**Work request:** Reproduce the part of the Oscar cast comparison that begins at the words "Diane Keaton vs." and ends after "on the world!".

A particularly poignant scene happens inside Ari Gold’s brain, involving a predator drone. And the description of Jennifer Lawrence holding a bag of marijuana? Probably actually how it would play out on an episode of Entourage. (“MEGA HOT. TONS OF WEED.") Enjoy. 

Oscar Deathmatch: Pitting the Casts of ‘Reds’ and ‘Silver Linings Playbook’ Against Each Other

Silver Linings Playbook is slowly edging its way closer and closer to grabbing up some Oscars, and the feel-good film about feeling weird has an aggressive campaign, courtesy of those schemin’ Weinsteins, bent on stealing those trophies away from Daniel Day-Lewis, Jessica Chastain, Tommy Lee Jones, and Anne Hathaway. While it’s unlikely that the entire cast of Silver Linings Playbook will get to walk on stage at the end of February to collect their golden statues (although Jennifer Lawrence’s recent SAG win increases her chances), the film is notable for being the first in 31 years to get nominations in all four acting categories. The other film, of course, was Reds, Warren Beatty’s epic drama about the Russian Revolution. 

Here’s my question: can you really expect the cast of Silver Linings Playbook, a movie about feeeeelings, to go head-to-head with the heavyweights in Reds, a movie about political activism and the endurance of love amid historical revolution? No, you cannot! The cast of Reds would not only drink the cast of Silver Linings Playbook under the table, but I’m willing to bet they could easily knock them off faster than you can sing "Ho Hey." 

But let’s not stop there! Let’s take a look at what each of these eight actors have to offer, shall we?

Warren Beatty vs. Bradley Cooper

Warren Beatty is like, "Who?" Sorry, but Beatty is too busy resting because he’s super exhausted from fucking literally everything in Hollywood. Sure, he’s settled down now with Annette Bening, but his real life made both The Hangover and The Hangover Part II look like The Sandlot. What does Bradley Cooper bring the table? Sure, he can act like a obsessive-compulsive manic-depressive (let’s not forget that Jack Nicholson set the standard back in As Good As It Gets, by the way), and apparently he can tango or something. But can he do all that while writing, producing, and directing a movie—about the Russian Revolution? That clocks in at over three hours? And features documentary-style interviews with the likes of Henry Miller? Cool it, B-Coop. We’ll call you when we re-make Shampoo.

Diane Keaton vs. Jennifer Lawrence

Ohhhh, brother. Diane Keaton has more wacky charm in her pinky than the 22-year-old it-girl has in her entire body. But nevermind the off-screen abilities of these two; let’s talk about their roles in these two movies. Lawrence plays a woman who acts out after the death of her husband by screwing everything in sight, jogging next to a man who wears a plastic bag as a shirt, layering her face with eye-liner, and ballroom dancing. Keaton’s character, on the other hand, falls in love with poet and activist John Reed and alcoholic playwright Eugene O’Neill. The gal from Silver Linings learns to dance, whereas Keaton’s Louise Bryant is present when the course of history is changed forever. Way to put your stamps on the world!

**Source data:**

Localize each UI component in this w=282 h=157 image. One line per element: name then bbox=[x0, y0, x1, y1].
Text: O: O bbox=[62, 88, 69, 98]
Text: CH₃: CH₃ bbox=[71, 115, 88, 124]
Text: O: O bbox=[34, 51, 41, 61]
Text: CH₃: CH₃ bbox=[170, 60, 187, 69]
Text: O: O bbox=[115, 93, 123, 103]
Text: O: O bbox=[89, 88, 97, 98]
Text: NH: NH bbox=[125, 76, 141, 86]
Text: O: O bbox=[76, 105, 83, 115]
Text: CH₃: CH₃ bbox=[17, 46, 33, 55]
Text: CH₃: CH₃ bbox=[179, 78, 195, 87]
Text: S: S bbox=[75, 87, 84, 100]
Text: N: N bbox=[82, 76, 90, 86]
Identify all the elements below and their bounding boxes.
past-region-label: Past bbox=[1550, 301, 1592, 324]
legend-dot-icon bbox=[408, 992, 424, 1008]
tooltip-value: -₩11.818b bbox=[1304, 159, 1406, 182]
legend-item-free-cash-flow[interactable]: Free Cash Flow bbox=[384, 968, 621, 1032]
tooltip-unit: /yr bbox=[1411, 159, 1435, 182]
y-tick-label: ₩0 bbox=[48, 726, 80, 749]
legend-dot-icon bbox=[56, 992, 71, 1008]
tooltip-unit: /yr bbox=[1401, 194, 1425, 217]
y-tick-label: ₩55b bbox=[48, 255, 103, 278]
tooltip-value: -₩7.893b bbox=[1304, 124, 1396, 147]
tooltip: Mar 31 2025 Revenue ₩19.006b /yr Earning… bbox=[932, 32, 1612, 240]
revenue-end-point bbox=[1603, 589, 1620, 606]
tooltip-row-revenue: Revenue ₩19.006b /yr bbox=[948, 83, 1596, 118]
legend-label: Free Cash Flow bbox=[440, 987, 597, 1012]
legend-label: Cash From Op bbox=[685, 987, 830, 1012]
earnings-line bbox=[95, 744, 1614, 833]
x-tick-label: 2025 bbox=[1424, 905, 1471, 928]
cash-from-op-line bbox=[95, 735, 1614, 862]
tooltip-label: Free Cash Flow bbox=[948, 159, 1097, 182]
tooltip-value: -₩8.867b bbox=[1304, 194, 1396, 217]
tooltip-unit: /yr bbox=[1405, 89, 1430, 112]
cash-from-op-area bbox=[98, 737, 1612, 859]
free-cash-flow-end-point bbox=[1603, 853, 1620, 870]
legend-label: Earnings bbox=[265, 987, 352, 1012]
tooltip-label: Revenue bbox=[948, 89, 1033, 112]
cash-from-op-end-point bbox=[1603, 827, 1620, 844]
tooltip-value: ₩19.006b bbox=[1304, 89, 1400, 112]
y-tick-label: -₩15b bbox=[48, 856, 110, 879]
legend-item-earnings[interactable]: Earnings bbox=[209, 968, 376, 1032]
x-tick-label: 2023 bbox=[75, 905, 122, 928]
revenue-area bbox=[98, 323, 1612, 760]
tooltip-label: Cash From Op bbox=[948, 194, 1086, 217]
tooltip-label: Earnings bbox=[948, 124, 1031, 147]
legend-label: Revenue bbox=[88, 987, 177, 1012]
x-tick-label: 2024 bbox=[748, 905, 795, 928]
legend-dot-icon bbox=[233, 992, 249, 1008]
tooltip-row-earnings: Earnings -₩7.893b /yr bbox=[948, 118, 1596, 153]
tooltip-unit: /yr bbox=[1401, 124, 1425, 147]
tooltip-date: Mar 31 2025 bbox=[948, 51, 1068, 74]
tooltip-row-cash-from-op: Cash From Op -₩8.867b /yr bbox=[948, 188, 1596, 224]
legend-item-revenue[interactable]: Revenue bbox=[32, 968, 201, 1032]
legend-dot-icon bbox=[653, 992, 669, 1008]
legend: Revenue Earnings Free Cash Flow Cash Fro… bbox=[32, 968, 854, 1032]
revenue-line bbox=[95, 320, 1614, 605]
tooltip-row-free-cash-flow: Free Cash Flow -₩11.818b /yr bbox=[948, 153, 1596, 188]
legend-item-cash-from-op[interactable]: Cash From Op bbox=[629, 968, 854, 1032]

**Exercise output:**
Diane Keaton vs. Jennifer Lawrence

Ohhhh, brother. Diane Keaton has more wacky charm in her pinky than the 22-year-old it-girl has in her entire body. But nevermind the off-screen abilities of these two; let’s talk about their roles in these two movies. Lawrence plays a woman who acts out after the death of her husband by screwing everything in sight, jogging next to a man who wears a plastic bag as a shirt, layering her face with eye-liner, and ballroom dancing. Keaton’s character, on the other hand, falls in love with poet and activist John Reed and alcoholic playwright Eugene O’Neill. The gal from Silver Linings learns to dance, whereas Keaton’s Louise Bryant is present when the course of history is changed forever. Way to put your stamps on the world!